# 文書抜粋
•••
花よ咲け

息子を迎えに行った帰り道、ランドセルを私の自転車の荷台に乗せ、身軽になったので、先に少し走っていってしまいました。すると、木の陰に隠れ、私が来たと思い、「わーっ。」と驚かせると、やってきたのは高校生の男子君達でみんなが「わーっ、びっくりした~。」と笑いながら驚いてくれるので、その光景を見て笑いを堪えながら謝りました。「すみません、驚かせちゃって。」「いや、いいっすよ。」とみんなも笑いながら去って行ってくれて一件落着。「みんなに迷惑かけちゃだめでしょ。お兄さん達びっくりしていたよ。」と息子に注意する声まできっと聞こえていたんだろうな。子育て頑張ってね、彼らの背中がそう伝えてくれているようで、ほっこりした夕方。こうして今日も人の優しさに助けられていく。

どんどん気持ちが沈んでいくここ最近。ホルモン治療の影響が強く出ているなと自覚しながら、なんとか自分の気持ちを上げようと思っていたらシェアオフィスの若い受付の方との会話を思い出しました。美術系の学校に通っていた彼女は、私のパーソナルカラーを見てくれて、随分興味深い回答が。「○○さんは、春です。真っ白というよりかは少し黄みがかったアイボリーなどがお似合いだと思います。春と言っても、冬から春にかけてではなく、夏に近い春です。」ということは5月?となんだか嬉しくなりました。彼女は寿退社をされ、もうお会いすることはなくなってしまったけど、明るい置き土産を残していってくれたようで、受付を通るとその時の柔らかい会話を思い出します。北海道の桜は、5月にも咲いてくれる。どんなに落ち込んでも、私も花を咲かせよう。
•••
# データ抜粋
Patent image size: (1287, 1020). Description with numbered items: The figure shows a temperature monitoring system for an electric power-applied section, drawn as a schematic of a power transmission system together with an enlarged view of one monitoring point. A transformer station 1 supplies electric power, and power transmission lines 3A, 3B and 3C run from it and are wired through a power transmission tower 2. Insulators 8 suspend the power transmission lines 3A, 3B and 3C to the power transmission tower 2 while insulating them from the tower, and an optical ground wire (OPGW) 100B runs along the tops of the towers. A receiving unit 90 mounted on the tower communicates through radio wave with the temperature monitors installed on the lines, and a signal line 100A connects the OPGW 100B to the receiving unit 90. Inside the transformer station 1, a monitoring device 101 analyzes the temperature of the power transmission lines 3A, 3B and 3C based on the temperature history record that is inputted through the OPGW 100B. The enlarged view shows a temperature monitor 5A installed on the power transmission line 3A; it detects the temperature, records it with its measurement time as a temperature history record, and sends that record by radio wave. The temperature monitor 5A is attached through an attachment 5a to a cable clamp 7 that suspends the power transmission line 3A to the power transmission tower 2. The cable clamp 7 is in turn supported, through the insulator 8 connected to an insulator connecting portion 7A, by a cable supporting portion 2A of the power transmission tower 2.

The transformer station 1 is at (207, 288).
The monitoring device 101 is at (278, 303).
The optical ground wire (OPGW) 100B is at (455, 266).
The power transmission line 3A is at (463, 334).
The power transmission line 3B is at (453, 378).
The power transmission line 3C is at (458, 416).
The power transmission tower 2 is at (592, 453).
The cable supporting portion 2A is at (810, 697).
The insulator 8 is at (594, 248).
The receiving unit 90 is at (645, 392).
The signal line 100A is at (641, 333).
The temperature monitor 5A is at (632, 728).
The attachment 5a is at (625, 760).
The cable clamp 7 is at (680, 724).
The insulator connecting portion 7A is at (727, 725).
•••
# 作業指示 1
「花よ咲け」のエッセイで、受付の方は書き手のパーソナルカラーをどの季節だと言ったか。
# 作業指示 2
「花よ咲け」のエッセイを、最後の文の後から書き継ぐこと。

# 解答 1
冬から春にかけてではなく、夏に近い春だと言った。

# 解答 2
北海道と言えば、旭川に行った時、やり残したことを思い出しました。最近になり、スタバのアプリをあれこれタップしていたら、スタンプの存在に気づき軽く凹んでしまった訳で。それは、アプリからチャージした画面で商品を購入すると、そこの店舗のスタンプを画面上でもらえるというもの。息子と旭川に行った時、駅方面に歩いていたらスタバのマークが見え、嬉しくなりました。ここに住めるなと心の中で思っていると、息子がひと言。「あれってママが好きなカフェだよね!ボクが好きなのはマック。おもちゃがもらえるから。」「Mのマークね!スタバのマークを見ると吸い込まれそうになるんだよ~。」とわいわい。本当に吸い込まれたら良かったなと、今さら小さな後悔が押し寄せてきました。旭川スタバのスタンプをもらいに、もう一度現地に行ったらみんな笑ってくれるだろうか。私ならやりかねないと思われるかもしれない。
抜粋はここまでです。